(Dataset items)
┌──

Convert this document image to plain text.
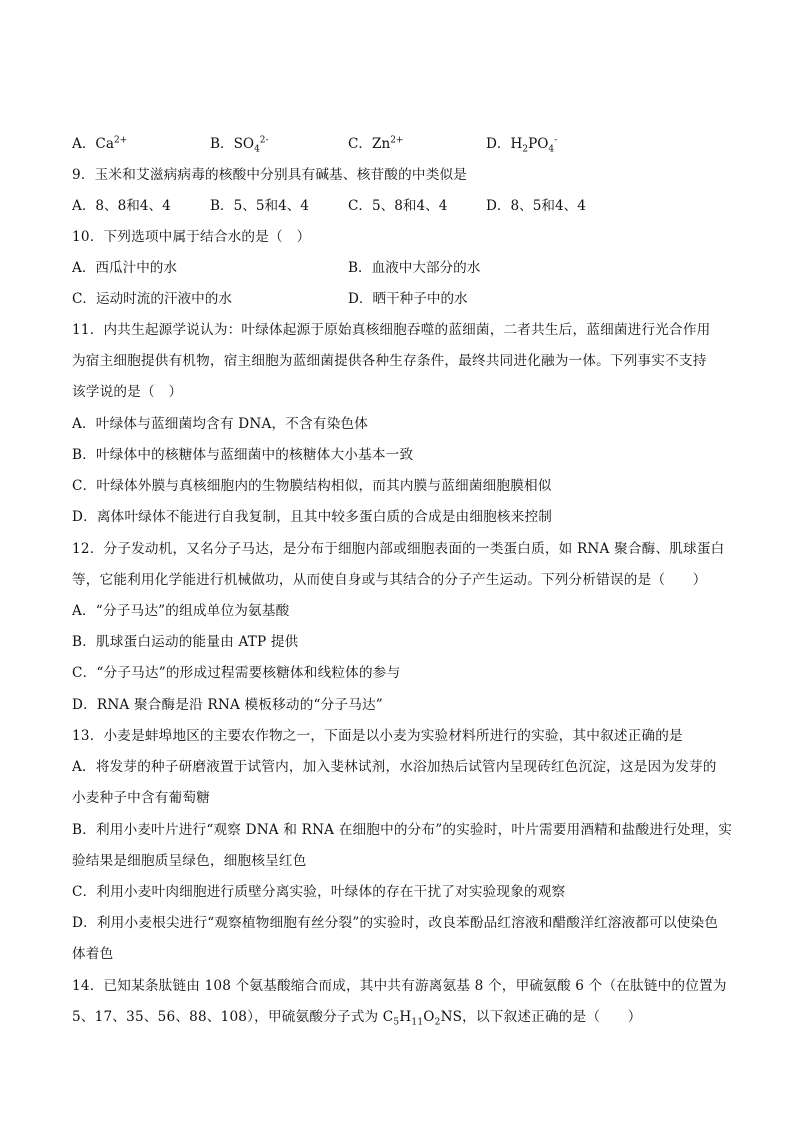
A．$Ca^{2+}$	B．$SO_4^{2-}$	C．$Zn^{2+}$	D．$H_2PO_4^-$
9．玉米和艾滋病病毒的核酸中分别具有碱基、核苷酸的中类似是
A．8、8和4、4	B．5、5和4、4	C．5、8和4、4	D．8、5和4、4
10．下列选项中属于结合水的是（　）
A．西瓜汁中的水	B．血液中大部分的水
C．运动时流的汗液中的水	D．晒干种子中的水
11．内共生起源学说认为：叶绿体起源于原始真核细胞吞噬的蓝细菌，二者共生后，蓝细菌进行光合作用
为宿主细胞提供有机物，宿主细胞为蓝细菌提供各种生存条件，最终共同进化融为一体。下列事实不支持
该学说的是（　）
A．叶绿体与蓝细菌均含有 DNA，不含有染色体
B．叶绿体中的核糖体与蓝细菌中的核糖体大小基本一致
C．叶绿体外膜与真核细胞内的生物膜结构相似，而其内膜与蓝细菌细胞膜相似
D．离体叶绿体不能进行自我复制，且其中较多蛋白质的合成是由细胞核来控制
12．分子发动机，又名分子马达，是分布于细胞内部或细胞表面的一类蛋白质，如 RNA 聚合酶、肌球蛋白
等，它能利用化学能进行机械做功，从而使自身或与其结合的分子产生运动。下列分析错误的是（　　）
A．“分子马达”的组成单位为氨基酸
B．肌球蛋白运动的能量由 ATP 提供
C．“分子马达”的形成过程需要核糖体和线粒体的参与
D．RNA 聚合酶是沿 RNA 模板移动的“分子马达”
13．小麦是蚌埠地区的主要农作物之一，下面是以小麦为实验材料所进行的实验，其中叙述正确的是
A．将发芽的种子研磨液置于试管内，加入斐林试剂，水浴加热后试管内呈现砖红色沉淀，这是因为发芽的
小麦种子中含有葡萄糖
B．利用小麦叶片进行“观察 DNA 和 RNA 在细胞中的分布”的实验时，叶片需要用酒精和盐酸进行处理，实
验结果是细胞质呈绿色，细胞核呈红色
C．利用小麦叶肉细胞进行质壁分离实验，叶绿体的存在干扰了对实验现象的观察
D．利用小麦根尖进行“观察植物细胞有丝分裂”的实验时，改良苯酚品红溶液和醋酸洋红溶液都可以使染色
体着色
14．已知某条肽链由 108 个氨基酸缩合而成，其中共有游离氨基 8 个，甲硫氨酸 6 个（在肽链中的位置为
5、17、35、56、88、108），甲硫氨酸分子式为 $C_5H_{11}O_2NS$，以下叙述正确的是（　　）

└──
┌──

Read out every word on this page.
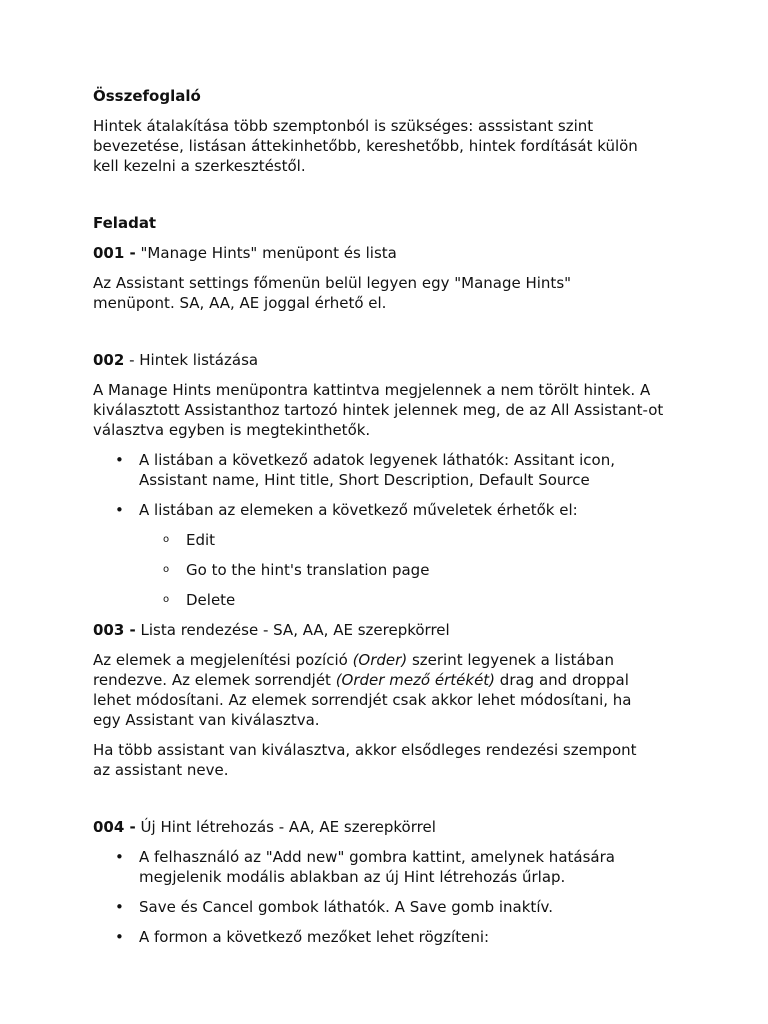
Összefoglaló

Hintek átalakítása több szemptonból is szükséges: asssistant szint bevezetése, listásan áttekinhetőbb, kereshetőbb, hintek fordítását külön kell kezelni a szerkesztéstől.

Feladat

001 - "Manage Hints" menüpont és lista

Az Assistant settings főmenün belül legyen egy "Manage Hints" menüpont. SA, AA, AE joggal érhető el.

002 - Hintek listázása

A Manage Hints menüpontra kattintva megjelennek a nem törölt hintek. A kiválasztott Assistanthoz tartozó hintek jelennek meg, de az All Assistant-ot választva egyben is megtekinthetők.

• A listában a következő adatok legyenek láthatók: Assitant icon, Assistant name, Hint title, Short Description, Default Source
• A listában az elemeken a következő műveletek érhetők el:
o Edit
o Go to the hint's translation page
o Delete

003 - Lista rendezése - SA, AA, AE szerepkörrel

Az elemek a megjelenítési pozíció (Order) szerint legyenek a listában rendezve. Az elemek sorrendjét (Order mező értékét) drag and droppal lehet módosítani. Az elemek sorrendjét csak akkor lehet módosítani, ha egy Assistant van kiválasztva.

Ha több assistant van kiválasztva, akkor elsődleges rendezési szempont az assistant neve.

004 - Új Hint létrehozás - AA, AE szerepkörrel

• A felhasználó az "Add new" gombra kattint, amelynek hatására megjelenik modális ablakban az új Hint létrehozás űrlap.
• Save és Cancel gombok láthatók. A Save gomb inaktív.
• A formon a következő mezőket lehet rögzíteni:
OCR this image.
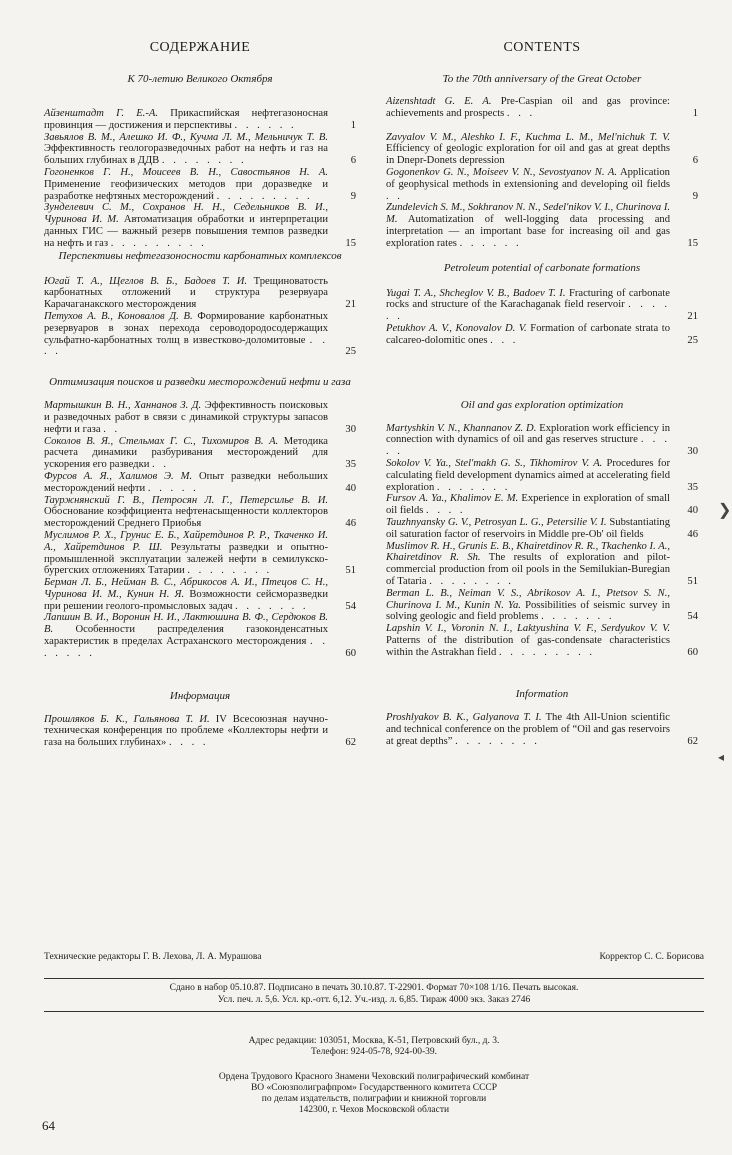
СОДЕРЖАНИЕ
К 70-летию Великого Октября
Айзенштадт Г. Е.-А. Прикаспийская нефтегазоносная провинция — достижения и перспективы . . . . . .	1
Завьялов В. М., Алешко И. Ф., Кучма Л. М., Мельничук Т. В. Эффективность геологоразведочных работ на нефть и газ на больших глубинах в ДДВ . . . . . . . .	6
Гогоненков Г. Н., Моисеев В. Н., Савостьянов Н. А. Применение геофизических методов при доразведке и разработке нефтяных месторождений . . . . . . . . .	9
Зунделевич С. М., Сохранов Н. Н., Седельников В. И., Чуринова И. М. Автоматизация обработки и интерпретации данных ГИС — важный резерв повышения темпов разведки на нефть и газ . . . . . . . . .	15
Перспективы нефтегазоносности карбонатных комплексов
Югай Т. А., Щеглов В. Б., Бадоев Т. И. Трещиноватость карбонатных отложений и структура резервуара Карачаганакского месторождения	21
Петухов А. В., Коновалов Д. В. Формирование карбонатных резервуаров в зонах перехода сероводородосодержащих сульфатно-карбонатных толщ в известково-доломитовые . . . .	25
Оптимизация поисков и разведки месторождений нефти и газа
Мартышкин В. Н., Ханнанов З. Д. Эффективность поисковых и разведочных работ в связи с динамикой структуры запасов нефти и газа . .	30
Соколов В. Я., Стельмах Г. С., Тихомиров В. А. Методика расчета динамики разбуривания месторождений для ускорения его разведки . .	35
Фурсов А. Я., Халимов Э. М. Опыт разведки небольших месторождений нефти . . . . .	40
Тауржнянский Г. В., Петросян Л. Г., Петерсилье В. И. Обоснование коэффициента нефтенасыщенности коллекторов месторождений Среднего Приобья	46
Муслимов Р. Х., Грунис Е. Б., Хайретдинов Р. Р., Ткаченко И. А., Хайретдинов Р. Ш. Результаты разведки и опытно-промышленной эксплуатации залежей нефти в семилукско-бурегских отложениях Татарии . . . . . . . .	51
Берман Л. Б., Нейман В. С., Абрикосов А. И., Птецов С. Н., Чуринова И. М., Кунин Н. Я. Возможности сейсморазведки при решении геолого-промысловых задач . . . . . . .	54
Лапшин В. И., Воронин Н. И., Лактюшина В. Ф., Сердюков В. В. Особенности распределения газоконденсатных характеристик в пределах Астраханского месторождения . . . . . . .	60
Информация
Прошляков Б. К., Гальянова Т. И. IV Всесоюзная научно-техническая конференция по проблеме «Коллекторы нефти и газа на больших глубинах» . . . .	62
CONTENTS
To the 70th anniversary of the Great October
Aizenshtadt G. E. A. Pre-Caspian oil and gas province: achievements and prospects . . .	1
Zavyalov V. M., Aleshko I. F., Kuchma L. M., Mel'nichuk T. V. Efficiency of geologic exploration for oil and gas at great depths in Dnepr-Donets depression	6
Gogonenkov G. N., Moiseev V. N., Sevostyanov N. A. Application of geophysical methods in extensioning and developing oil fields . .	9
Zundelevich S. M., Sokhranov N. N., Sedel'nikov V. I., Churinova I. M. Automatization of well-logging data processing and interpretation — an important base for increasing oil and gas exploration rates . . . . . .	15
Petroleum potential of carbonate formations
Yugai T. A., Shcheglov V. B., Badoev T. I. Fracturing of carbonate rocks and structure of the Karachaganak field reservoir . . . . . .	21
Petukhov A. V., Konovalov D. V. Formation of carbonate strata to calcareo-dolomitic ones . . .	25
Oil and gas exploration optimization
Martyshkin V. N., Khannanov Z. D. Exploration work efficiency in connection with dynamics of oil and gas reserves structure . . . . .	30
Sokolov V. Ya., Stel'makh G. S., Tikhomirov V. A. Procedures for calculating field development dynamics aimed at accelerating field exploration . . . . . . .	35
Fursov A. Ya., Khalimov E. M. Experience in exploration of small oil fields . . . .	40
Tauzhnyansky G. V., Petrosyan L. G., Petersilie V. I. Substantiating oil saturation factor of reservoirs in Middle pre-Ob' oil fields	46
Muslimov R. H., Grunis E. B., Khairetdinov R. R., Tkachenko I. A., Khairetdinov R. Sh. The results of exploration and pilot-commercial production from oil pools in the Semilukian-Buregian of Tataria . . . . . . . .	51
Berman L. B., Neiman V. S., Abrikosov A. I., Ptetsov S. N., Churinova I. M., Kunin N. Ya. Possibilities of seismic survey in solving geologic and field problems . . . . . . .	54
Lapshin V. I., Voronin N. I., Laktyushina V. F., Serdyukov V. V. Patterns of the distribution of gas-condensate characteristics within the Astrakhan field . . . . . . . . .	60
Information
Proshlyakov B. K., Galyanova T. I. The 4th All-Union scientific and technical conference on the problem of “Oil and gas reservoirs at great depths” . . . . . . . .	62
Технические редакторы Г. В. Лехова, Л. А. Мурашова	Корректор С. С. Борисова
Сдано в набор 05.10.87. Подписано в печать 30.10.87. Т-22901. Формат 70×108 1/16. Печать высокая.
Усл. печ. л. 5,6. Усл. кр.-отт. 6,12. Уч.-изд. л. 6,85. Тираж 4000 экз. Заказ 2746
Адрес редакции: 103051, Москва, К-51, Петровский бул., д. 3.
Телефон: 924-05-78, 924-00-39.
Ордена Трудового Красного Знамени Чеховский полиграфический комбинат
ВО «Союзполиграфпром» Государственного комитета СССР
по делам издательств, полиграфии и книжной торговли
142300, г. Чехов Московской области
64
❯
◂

└──

(EXERCISE PROMPT) Give only the number of lines in the data that include the string "this".

(EXERCISE ANSWER) 3